> [Supplied data]:
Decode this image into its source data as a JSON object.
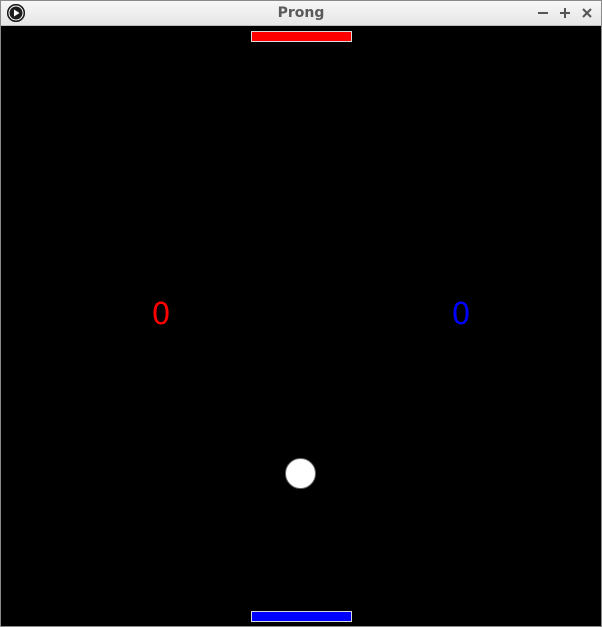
{
  "window": {
    "title": "Prong",
    "app_icon": "play-icon",
    "controls": {
      "minimize_icon": "minimize-icon",
      "maximize_icon": "maximize-icon",
      "close_icon": "close-icon"
    }
  },
  "game": {
    "background_color": "#000000",
    "top_paddle": {
      "color": "#ff0000"
    },
    "bottom_paddle": {
      "color": "#0000ff"
    },
    "ball": {
      "color": "#ffffff"
    },
    "scores": {
      "left": {
        "value": "0",
        "color": "#ff0000"
      },
      "right": {
        "value": "0",
        "color": "#0000ff"
      }
    }
  }
}
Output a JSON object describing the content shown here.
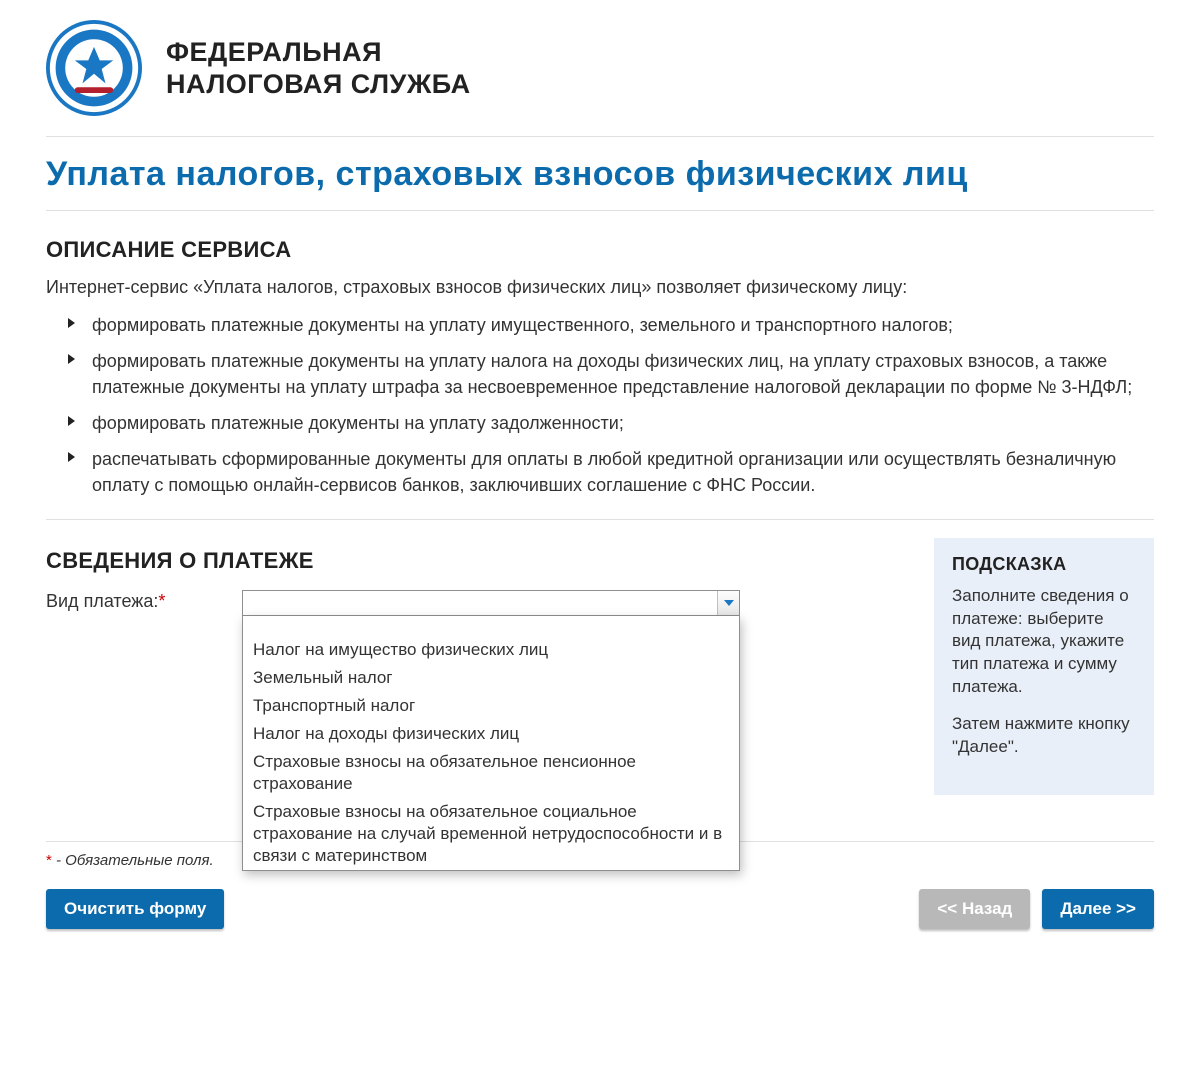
{
  "header": {
    "org_line1": "ФЕДЕРАЛЬНАЯ",
    "org_line2": "НАЛОГОВАЯ СЛУЖБА"
  },
  "page_title": "Уплата налогов, страховых взносов физических лиц",
  "description": {
    "heading": "ОПИСАНИЕ СЕРВИСА",
    "intro": "Интернет-сервис «Уплата налогов, страховых взносов физических лиц» позволяет физическому лицу:",
    "items": [
      "формировать платежные документы на уплату имущественного, земельного и транспортного налогов;",
      "формировать платежные документы на уплату налога на доходы физических лиц, на уплату страховых взносов, а также платежные документы на уплату штрафа за несвоевременное представление налоговой декларации по форме № 3-НДФЛ;",
      "формировать платежные документы на уплату задолженности;",
      "распечатывать сформированные документы для оплаты в любой кредитной организации или осуществлять безналичную оплату с помощью онлайн-сервисов банков, заключивших соглашение с ФНС России."
    ]
  },
  "payment": {
    "heading": "СВЕДЕНИЯ О ПЛАТЕЖЕ",
    "label": "Вид платежа:",
    "input_value": "",
    "options": [
      "Налог на имущество физических лиц",
      "Земельный налог",
      "Транспортный налог",
      "Налог на доходы физических лиц",
      "Страховые взносы на обязательное пенсионное страхование",
      "Страховые взносы на обязательное социальное страхование на случай временной нетрудоспособности и в связи с материнством"
    ]
  },
  "hint": {
    "title": "ПОДСКАЗКА",
    "p1": "Заполните сведения о платеже: выберите вид платежа, укажите тип платежа и сумму платежа.",
    "p2": "Затем нажмите кнопку \"Далее\"."
  },
  "footer": {
    "required_mark": "*",
    "required_text": " - Обязательные поля.",
    "clear": "Очистить форму",
    "back": "<< Назад",
    "next": "Далее >>"
  }
}
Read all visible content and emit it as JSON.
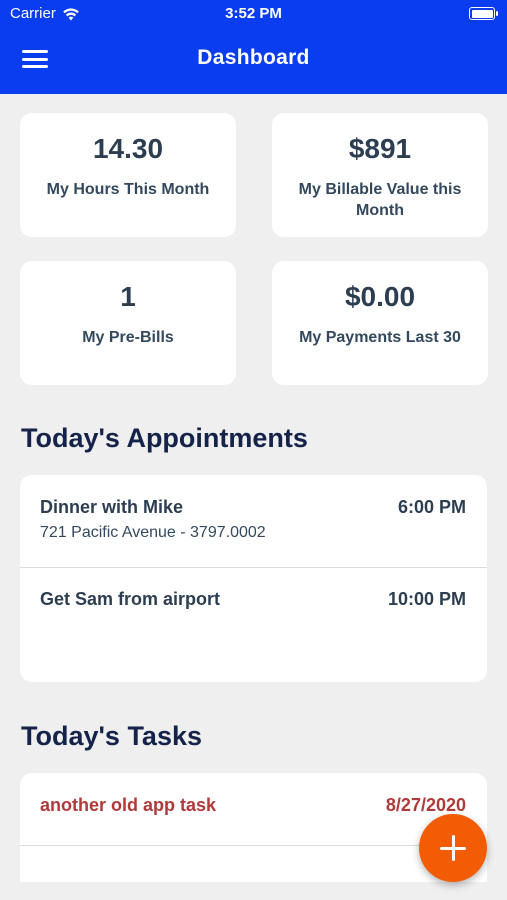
{
  "status_bar": {
    "carrier": "Carrier",
    "time": "3:52 PM"
  },
  "header": {
    "title": "Dashboard",
    "menu_icon": "hamburger-menu-icon",
    "background_color": "#0a3df0"
  },
  "stats": [
    {
      "value": "14.30",
      "label": "My Hours This Month"
    },
    {
      "value": "$891",
      "label": "My Billable Value this Month"
    },
    {
      "value": "1",
      "label": "My Pre-Bills"
    },
    {
      "value": "$0.00",
      "label": "My Payments Last 30"
    }
  ],
  "appointments": {
    "title": "Today's Appointments",
    "items": [
      {
        "title": "Dinner with Mike",
        "subtitle": "721 Pacific Avenue - 3797.0002",
        "time": "6:00 PM"
      },
      {
        "title": "Get Sam from airport",
        "subtitle": "",
        "time": "10:00 PM"
      }
    ]
  },
  "tasks": {
    "title": "Today's Tasks",
    "color": "#b03a3a",
    "items": [
      {
        "title": "another old app task",
        "date": "8/27/2020"
      }
    ]
  },
  "fab": {
    "icon": "plus-icon",
    "color": "#f25c05"
  }
}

> [What the task asks]: Search the preceding listing for the word "платежные" and pull out every line that holds it.

> [Full solution]:
      "формировать платежные документы на уплату имущественного, земельного и транспортного налогов;",
      "формировать платежные документы на уплату налога на доходы физических лиц, на уплату страховых взносов, а также платежные документы на уплату штрафа за несвоевременное представление налоговой декларации по форме № 3-НДФЛ;",
      "формировать платежные документы на уплату задолженности;",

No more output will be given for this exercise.